(Extracted records)
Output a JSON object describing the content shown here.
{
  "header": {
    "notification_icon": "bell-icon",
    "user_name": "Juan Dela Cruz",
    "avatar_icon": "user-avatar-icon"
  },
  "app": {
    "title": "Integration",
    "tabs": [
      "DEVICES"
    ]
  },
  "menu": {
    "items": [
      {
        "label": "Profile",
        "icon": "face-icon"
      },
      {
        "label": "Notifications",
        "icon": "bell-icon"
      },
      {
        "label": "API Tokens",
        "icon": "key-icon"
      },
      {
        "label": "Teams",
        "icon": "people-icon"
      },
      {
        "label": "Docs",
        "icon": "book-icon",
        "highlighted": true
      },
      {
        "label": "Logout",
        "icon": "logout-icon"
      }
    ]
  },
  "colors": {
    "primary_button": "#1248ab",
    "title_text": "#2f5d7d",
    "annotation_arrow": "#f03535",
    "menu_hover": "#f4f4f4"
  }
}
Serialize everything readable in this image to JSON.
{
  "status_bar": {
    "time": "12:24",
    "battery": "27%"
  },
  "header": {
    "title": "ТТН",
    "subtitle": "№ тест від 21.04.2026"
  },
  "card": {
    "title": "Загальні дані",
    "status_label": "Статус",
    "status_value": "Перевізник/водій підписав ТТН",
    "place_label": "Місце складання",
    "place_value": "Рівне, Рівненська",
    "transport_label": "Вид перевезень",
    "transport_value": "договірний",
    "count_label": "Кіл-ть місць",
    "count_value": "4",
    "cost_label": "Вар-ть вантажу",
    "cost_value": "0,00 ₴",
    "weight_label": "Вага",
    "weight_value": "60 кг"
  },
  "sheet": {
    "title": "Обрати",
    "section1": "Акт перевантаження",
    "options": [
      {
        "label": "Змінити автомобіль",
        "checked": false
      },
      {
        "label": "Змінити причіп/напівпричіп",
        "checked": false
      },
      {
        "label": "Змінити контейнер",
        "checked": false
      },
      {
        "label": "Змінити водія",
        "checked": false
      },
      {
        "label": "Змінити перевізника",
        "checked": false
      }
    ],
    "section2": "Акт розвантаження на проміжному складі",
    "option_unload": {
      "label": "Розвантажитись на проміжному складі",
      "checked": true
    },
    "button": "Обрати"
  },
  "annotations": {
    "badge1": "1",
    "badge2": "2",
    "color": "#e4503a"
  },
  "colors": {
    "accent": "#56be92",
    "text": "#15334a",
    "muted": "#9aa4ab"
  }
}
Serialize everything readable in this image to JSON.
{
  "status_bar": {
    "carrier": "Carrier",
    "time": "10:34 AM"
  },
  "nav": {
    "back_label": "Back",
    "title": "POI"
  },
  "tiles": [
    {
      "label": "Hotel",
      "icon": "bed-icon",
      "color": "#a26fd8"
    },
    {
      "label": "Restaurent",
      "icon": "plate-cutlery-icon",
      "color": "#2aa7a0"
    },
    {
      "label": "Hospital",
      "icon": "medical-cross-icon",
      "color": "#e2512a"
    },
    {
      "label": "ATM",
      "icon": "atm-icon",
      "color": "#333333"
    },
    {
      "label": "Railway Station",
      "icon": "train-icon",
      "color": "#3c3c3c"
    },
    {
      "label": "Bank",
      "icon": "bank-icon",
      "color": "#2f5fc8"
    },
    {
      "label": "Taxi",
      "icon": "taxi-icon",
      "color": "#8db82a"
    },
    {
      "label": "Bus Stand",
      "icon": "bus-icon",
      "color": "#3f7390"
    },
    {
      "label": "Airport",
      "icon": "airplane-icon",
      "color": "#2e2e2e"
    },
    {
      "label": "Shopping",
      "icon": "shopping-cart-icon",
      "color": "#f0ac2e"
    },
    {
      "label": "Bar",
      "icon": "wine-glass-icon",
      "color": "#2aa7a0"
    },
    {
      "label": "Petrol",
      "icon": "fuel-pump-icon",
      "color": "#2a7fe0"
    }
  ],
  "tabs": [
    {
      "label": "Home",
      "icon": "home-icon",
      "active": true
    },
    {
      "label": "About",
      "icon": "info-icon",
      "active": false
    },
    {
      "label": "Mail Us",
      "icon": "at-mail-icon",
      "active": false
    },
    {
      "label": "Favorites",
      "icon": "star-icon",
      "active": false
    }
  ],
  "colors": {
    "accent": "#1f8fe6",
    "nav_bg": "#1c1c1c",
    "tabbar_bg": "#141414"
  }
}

* **Objective**: Output the full listing exactly as it stands.

* **Complete response**:
Output a JSON object describing the content shown here.
{
  "header": {
    "notification_icon": "bell-icon",
    "user_name": "Juan Dela Cruz",
    "avatar_icon": "user-avatar-icon"
  },
  "app": {
    "title": "Integration",
    "tabs": [
      "DEVICES"
    ]
  },
  "menu": {
    "items": [
      {
        "label": "Profile",
        "icon": "face-icon"
      },
      {
        "label": "Notifications",
        "icon": "bell-icon"
      },
      {
        "label": "API Tokens",
        "icon": "key-icon"
      },
      {
        "label": "Teams",
        "icon": "people-icon"
      },
      {
        "label": "Docs",
        "icon": "book-icon",
        "highlighted": true
      },
      {
        "label": "Logout",
        "icon": "logout-icon"
      }
    ]
  },
  "colors": {
    "primary_button": "#1248ab",
    "title_text": "#2f5d7d",
    "annotation_arrow": "#f03535",
    "menu_hover": "#f4f4f4"
  }
}
Serialize everything readable in this image to JSON.
{
  "status_bar": {
    "time": "12:24",
    "battery": "27%"
  },
  "header": {
    "title": "ТТН",
    "subtitle": "№ тест від 21.04.2026"
  },
  "card": {
    "title": "Загальні дані",
    "status_label": "Статус",
    "status_value": "Перевізник/водій підписав ТТН",
    "place_label": "Місце складання",
    "place_value": "Рівне, Рівненська",
    "transport_label": "Вид перевезень",
    "transport_value": "договірний",
    "count_label": "Кіл-ть місць",
    "count_value": "4",
    "cost_label": "Вар-ть вантажу",
    "cost_value": "0,00 ₴",
    "weight_label": "Вага",
    "weight_value": "60 кг"
  },
  "sheet": {
    "title": "Обрати",
    "section1": "Акт перевантаження",
    "options": [
      {
        "label": "Змінити автомобіль",
        "checked": false
      },
      {
        "label": "Змінити причіп/напівпричіп",
        "checked": false
      },
      {
        "label": "Змінити контейнер",
        "checked": false
      },
      {
        "label": "Змінити водія",
        "checked": false
      },
      {
        "label": "Змінити перевізника",
        "checked": false
      }
    ],
    "section2": "Акт розвантаження на проміжному складі",
    "option_unload": {
      "label": "Розвантажитись на проміжному складі",
      "checked": true
    },
    "button": "Обрати"
  },
  "annotations": {
    "badge1": "1",
    "badge2": "2",
    "color": "#e4503a"
  },
  "colors": {
    "accent": "#56be92",
    "text": "#15334a",
    "muted": "#9aa4ab"
  }
}
Serialize everything readable in this image to JSON.
{
  "status_bar": {
    "carrier": "Carrier",
    "time": "10:34 AM"
  },
  "nav": {
    "back_label": "Back",
    "title": "POI"
  },
  "tiles": [
    {
      "label": "Hotel",
      "icon": "bed-icon",
      "color": "#a26fd8"
    },
    {
      "label": "Restaurent",
      "icon": "plate-cutlery-icon",
      "color": "#2aa7a0"
    },
    {
      "label": "Hospital",
      "icon": "medical-cross-icon",
      "color": "#e2512a"
    },
    {
      "label": "ATM",
      "icon": "atm-icon",
      "color": "#333333"
    },
    {
      "label": "Railway Station",
      "icon": "train-icon",
      "color": "#3c3c3c"
    },
    {
      "label": "Bank",
      "icon": "bank-icon",
      "color": "#2f5fc8"
    },
    {
      "label": "Taxi",
      "icon": "taxi-icon",
      "color": "#8db82a"
    },
    {
      "label": "Bus Stand",
      "icon": "bus-icon",
      "color": "#3f7390"
    },
    {
      "label": "Airport",
      "icon": "airplane-icon",
      "color": "#2e2e2e"
    },
    {
      "label": "Shopping",
      "icon": "shopping-cart-icon",
      "color": "#f0ac2e"
    },
    {
      "label": "Bar",
      "icon": "wine-glass-icon",
      "color": "#2aa7a0"
    },
    {
      "label": "Petrol",
      "icon": "fuel-pump-icon",
      "color": "#2a7fe0"
    }
  ],
  "tabs": [
    {
      "label": "Home",
      "icon": "home-icon",
      "active": true
    },
    {
      "label": "About",
      "icon": "info-icon",
      "active": false
    },
    {
      "label": "Mail Us",
      "icon": "at-mail-icon",
      "active": false
    },
    {
      "label": "Favorites",
      "icon": "star-icon",
      "active": false
    }
  ],
  "colors": {
    "accent": "#1f8fe6",
    "nav_bg": "#1c1c1c",
    "tabbar_bg": "#141414"
  }
}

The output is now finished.